***** INPUT ROWS *****

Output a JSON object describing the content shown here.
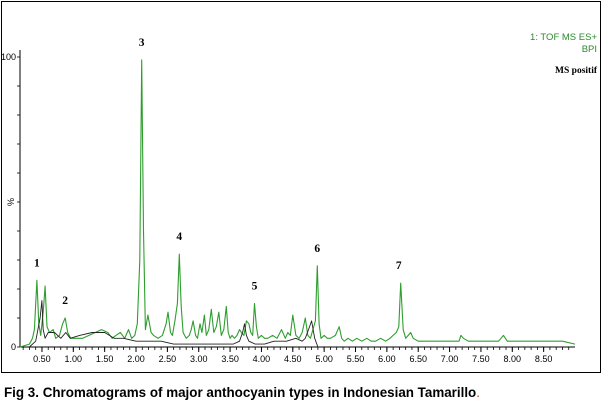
{
  "caption": {
    "text": "Fig 3. Chromatograms of major anthocyanin types in Indonesian Tamarillo",
    "period": "."
  },
  "detector": {
    "line1": "1: TOF MS ES+",
    "line2": "BPI"
  },
  "mode_label": "MS positif",
  "chart_data": {
    "type": "line",
    "xlabel": "",
    "ylabel": "%",
    "xlim": [
      0.15,
      9.0
    ],
    "ylim": [
      0,
      100
    ],
    "x_ticks": [
      0.5,
      1.0,
      1.5,
      2.0,
      2.5,
      3.0,
      3.5,
      4.0,
      4.5,
      5.0,
      5.5,
      6.0,
      6.5,
      7.0,
      7.5,
      8.0,
      8.5
    ],
    "x_tick_labels": [
      "0.50",
      "1.00",
      "1.50",
      "2.00",
      "2.50",
      "3.00",
      "3.50",
      "4.00",
      "4.50",
      "5.00",
      "5.50",
      "6.00",
      "6.50",
      "7.00",
      "7.50",
      "8.00",
      "8.50"
    ],
    "y_tick_labels": [
      "100",
      "0"
    ],
    "peaks": [
      {
        "label": "1",
        "x": 0.42,
        "y": 23
      },
      {
        "label": "2",
        "x": 0.87,
        "y": 10
      },
      {
        "label": "3",
        "x": 2.09,
        "y": 99
      },
      {
        "label": "4",
        "x": 2.69,
        "y": 32
      },
      {
        "label": "5",
        "x": 3.89,
        "y": 15
      },
      {
        "label": "6",
        "x": 4.89,
        "y": 28
      },
      {
        "label": "7",
        "x": 6.19,
        "y": 22
      }
    ],
    "series": [
      {
        "color": "#2e9e2e",
        "x": [
          0.15,
          0.3,
          0.35,
          0.38,
          0.42,
          0.45,
          0.48,
          0.52,
          0.55,
          0.58,
          0.62,
          0.68,
          0.72,
          0.78,
          0.83,
          0.87,
          0.91,
          0.96,
          1.05,
          1.15,
          1.25,
          1.35,
          1.45,
          1.55,
          1.62,
          1.68,
          1.75,
          1.82,
          1.88,
          1.93,
          1.98,
          2.02,
          2.06,
          2.09,
          2.12,
          2.15,
          2.19,
          2.24,
          2.28,
          2.35,
          2.42,
          2.48,
          2.51,
          2.55,
          2.58,
          2.62,
          2.66,
          2.69,
          2.72,
          2.75,
          2.8,
          2.85,
          2.88,
          2.91,
          2.95,
          2.98,
          3.02,
          3.05,
          3.09,
          3.12,
          3.16,
          3.2,
          3.24,
          3.28,
          3.32,
          3.36,
          3.4,
          3.44,
          3.47,
          3.5,
          3.53,
          3.57,
          3.61,
          3.65,
          3.68,
          3.72,
          3.76,
          3.8,
          3.83,
          3.86,
          3.89,
          3.92,
          3.95,
          4.0,
          4.05,
          4.1,
          4.18,
          4.25,
          4.32,
          4.38,
          4.42,
          4.46,
          4.5,
          4.55,
          4.6,
          4.65,
          4.7,
          4.74,
          4.78,
          4.82,
          4.86,
          4.89,
          4.92,
          4.95,
          5.0,
          5.05,
          5.1,
          5.18,
          5.24,
          5.28,
          5.32,
          5.38,
          5.45,
          5.52,
          5.6,
          5.68,
          5.75,
          5.82,
          5.9,
          5.98,
          6.05,
          6.1,
          6.15,
          6.19,
          6.22,
          6.26,
          6.3,
          6.34,
          6.38,
          6.42,
          6.5,
          6.6,
          6.7,
          6.8,
          6.9,
          7.0,
          7.1,
          7.15,
          7.18,
          7.22,
          7.3,
          7.4,
          7.5,
          7.6,
          7.7,
          7.78,
          7.82,
          7.86,
          7.92,
          8.0,
          8.2,
          8.4,
          8.6,
          8.8,
          9.0
        ],
        "y": [
          0,
          1,
          3,
          6,
          23,
          8,
          4,
          12,
          21,
          7,
          5,
          6,
          3,
          4,
          8,
          10,
          5,
          3,
          3,
          3,
          4,
          5,
          6,
          5,
          3,
          4,
          5,
          3,
          6,
          3,
          4,
          8,
          30,
          99,
          40,
          6,
          11,
          5,
          4,
          3,
          4,
          8,
          12,
          5,
          4,
          9,
          15,
          32,
          14,
          5,
          3,
          4,
          6,
          9,
          4,
          3,
          8,
          5,
          11,
          4,
          6,
          13,
          5,
          7,
          12,
          4,
          6,
          14,
          5,
          3,
          4,
          3,
          4,
          6,
          5,
          4,
          9,
          8,
          5,
          4,
          15,
          7,
          3,
          4,
          3,
          3,
          4,
          3,
          6,
          3,
          5,
          4,
          11,
          4,
          3,
          5,
          10,
          4,
          3,
          6,
          9,
          28,
          8,
          3,
          4,
          3,
          3,
          4,
          7,
          3,
          2,
          3,
          2,
          3,
          2,
          3,
          2,
          2,
          3,
          2,
          3,
          4,
          5,
          7,
          22,
          6,
          3,
          4,
          5,
          3,
          2,
          2,
          2,
          2,
          2,
          2,
          2,
          2,
          4,
          3,
          2,
          2,
          2,
          2,
          2,
          2,
          3,
          4,
          2,
          2,
          2,
          2,
          2,
          2,
          1
        ]
      },
      {
        "color": "#222222",
        "x": [
          0.3,
          0.4,
          0.47,
          0.5,
          0.52,
          0.55,
          0.6,
          0.7,
          0.8,
          0.88,
          0.95,
          1.1,
          1.3,
          1.5,
          1.65,
          1.8,
          2.0,
          2.2,
          2.4,
          2.6,
          2.8,
          3.0,
          3.2,
          3.4,
          3.55,
          3.65,
          3.7,
          3.73,
          3.76,
          3.8,
          3.9,
          4.05,
          4.2,
          4.4,
          4.55,
          4.65,
          4.7,
          4.75,
          4.8,
          4.85,
          4.9
        ],
        "y": [
          0,
          2,
          10,
          16,
          6,
          3,
          5,
          5,
          3,
          5,
          3,
          4,
          5,
          5,
          3,
          3,
          2,
          2,
          2,
          1,
          1,
          1,
          1,
          1,
          1,
          2,
          5,
          8,
          4,
          2,
          1,
          1,
          2,
          2,
          3,
          2,
          3,
          6,
          9,
          3,
          0
        ]
      }
    ]
  }
}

*****

- _DESCRIPTION OF THE TASK_:
Write out the material above again, word for word, minus its pictures.

- _COMPLETED EXERCISE_:
Output a JSON object describing the content shown here.
{
  "caption": {
    "text": "Fig 3. Chromatograms of major anthocyanin types in Indonesian Tamarillo",
    "period": "."
  },
  "detector": {
    "line1": "1: TOF MS ES+",
    "line2": "BPI"
  },
  "mode_label": "MS positif",
  "chart_data": {
    "type": "line",
    "xlabel": "",
    "ylabel": "%",
    "xlim": [
      0.15,
      9.0
    ],
    "ylim": [
      0,
      100
    ],
    "x_ticks": [
      0.5,
      1.0,
      1.5,
      2.0,
      2.5,
      3.0,
      3.5,
      4.0,
      4.5,
      5.0,
      5.5,
      6.0,
      6.5,
      7.0,
      7.5,
      8.0,
      8.5
    ],
    "x_tick_labels": [
      "0.50",
      "1.00",
      "1.50",
      "2.00",
      "2.50",
      "3.00",
      "3.50",
      "4.00",
      "4.50",
      "5.00",
      "5.50",
      "6.00",
      "6.50",
      "7.00",
      "7.50",
      "8.00",
      "8.50"
    ],
    "y_tick_labels": [
      "100",
      "0"
    ],
    "peaks": [
      {
        "label": "1",
        "x": 0.42,
        "y": 23
      },
      {
        "label": "2",
        "x": 0.87,
        "y": 10
      },
      {
        "label": "3",
        "x": 2.09,
        "y": 99
      },
      {
        "label": "4",
        "x": 2.69,
        "y": 32
      },
      {
        "label": "5",
        "x": 3.89,
        "y": 15
      },
      {
        "label": "6",
        "x": 4.89,
        "y": 28
      },
      {
        "label": "7",
        "x": 6.19,
        "y": 22
      }
    ],
    "series": [
      {
        "color": "#2e9e2e",
        "x": [
          0.15,
          0.3,
          0.35,
          0.38,
          0.42,
          0.45,
          0.48,
          0.52,
          0.55,
          0.58,
          0.62,
          0.68,
          0.72,
          0.78,
          0.83,
          0.87,
          0.91,
          0.96,
          1.05,
          1.15,
          1.25,
          1.35,
          1.45,
          1.55,
          1.62,
          1.68,
          1.75,
          1.82,
          1.88,
          1.93,
          1.98,
          2.02,
          2.06,
          2.09,
          2.12,
          2.15,
          2.19,
          2.24,
          2.28,
          2.35,
          2.42,
          2.48,
          2.51,
          2.55,
          2.58,
          2.62,
          2.66,
          2.69,
          2.72,
          2.75,
          2.8,
          2.85,
          2.88,
          2.91,
          2.95,
          2.98,
          3.02,
          3.05,
          3.09,
          3.12,
          3.16,
          3.2,
          3.24,
          3.28,
          3.32,
          3.36,
          3.4,
          3.44,
          3.47,
          3.5,
          3.53,
          3.57,
          3.61,
          3.65,
          3.68,
          3.72,
          3.76,
          3.8,
          3.83,
          3.86,
          3.89,
          3.92,
          3.95,
          4.0,
          4.05,
          4.1,
          4.18,
          4.25,
          4.32,
          4.38,
          4.42,
          4.46,
          4.5,
          4.55,
          4.6,
          4.65,
          4.7,
          4.74,
          4.78,
          4.82,
          4.86,
          4.89,
          4.92,
          4.95,
          5.0,
          5.05,
          5.1,
          5.18,
          5.24,
          5.28,
          5.32,
          5.38,
          5.45,
          5.52,
          5.6,
          5.68,
          5.75,
          5.82,
          5.9,
          5.98,
          6.05,
          6.1,
          6.15,
          6.19,
          6.22,
          6.26,
          6.3,
          6.34,
          6.38,
          6.42,
          6.5,
          6.6,
          6.7,
          6.8,
          6.9,
          7.0,
          7.1,
          7.15,
          7.18,
          7.22,
          7.3,
          7.4,
          7.5,
          7.6,
          7.7,
          7.78,
          7.82,
          7.86,
          7.92,
          8.0,
          8.2,
          8.4,
          8.6,
          8.8,
          9.0
        ],
        "y": [
          0,
          1,
          3,
          6,
          23,
          8,
          4,
          12,
          21,
          7,
          5,
          6,
          3,
          4,
          8,
          10,
          5,
          3,
          3,
          3,
          4,
          5,
          6,
          5,
          3,
          4,
          5,
          3,
          6,
          3,
          4,
          8,
          30,
          99,
          40,
          6,
          11,
          5,
          4,
          3,
          4,
          8,
          12,
          5,
          4,
          9,
          15,
          32,
          14,
          5,
          3,
          4,
          6,
          9,
          4,
          3,
          8,
          5,
          11,
          4,
          6,
          13,
          5,
          7,
          12,
          4,
          6,
          14,
          5,
          3,
          4,
          3,
          4,
          6,
          5,
          4,
          9,
          8,
          5,
          4,
          15,
          7,
          3,
          4,
          3,
          3,
          4,
          3,
          6,
          3,
          5,
          4,
          11,
          4,
          3,
          5,
          10,
          4,
          3,
          6,
          9,
          28,
          8,
          3,
          4,
          3,
          3,
          4,
          7,
          3,
          2,
          3,
          2,
          3,
          2,
          3,
          2,
          2,
          3,
          2,
          3,
          4,
          5,
          7,
          22,
          6,
          3,
          4,
          5,
          3,
          2,
          2,
          2,
          2,
          2,
          2,
          2,
          2,
          4,
          3,
          2,
          2,
          2,
          2,
          2,
          2,
          3,
          4,
          2,
          2,
          2,
          2,
          2,
          2,
          1
        ]
      },
      {
        "color": "#222222",
        "x": [
          0.3,
          0.4,
          0.47,
          0.5,
          0.52,
          0.55,
          0.6,
          0.7,
          0.8,
          0.88,
          0.95,
          1.1,
          1.3,
          1.5,
          1.65,
          1.8,
          2.0,
          2.2,
          2.4,
          2.6,
          2.8,
          3.0,
          3.2,
          3.4,
          3.55,
          3.65,
          3.7,
          3.73,
          3.76,
          3.8,
          3.9,
          4.05,
          4.2,
          4.4,
          4.55,
          4.65,
          4.7,
          4.75,
          4.8,
          4.85,
          4.9
        ],
        "y": [
          0,
          2,
          10,
          16,
          6,
          3,
          5,
          5,
          3,
          5,
          3,
          4,
          5,
          5,
          3,
          3,
          2,
          2,
          2,
          1,
          1,
          1,
          1,
          1,
          1,
          2,
          5,
          8,
          4,
          2,
          1,
          1,
          2,
          2,
          3,
          2,
          3,
          6,
          9,
          3,
          0
        ]
      }
    ]
  }
}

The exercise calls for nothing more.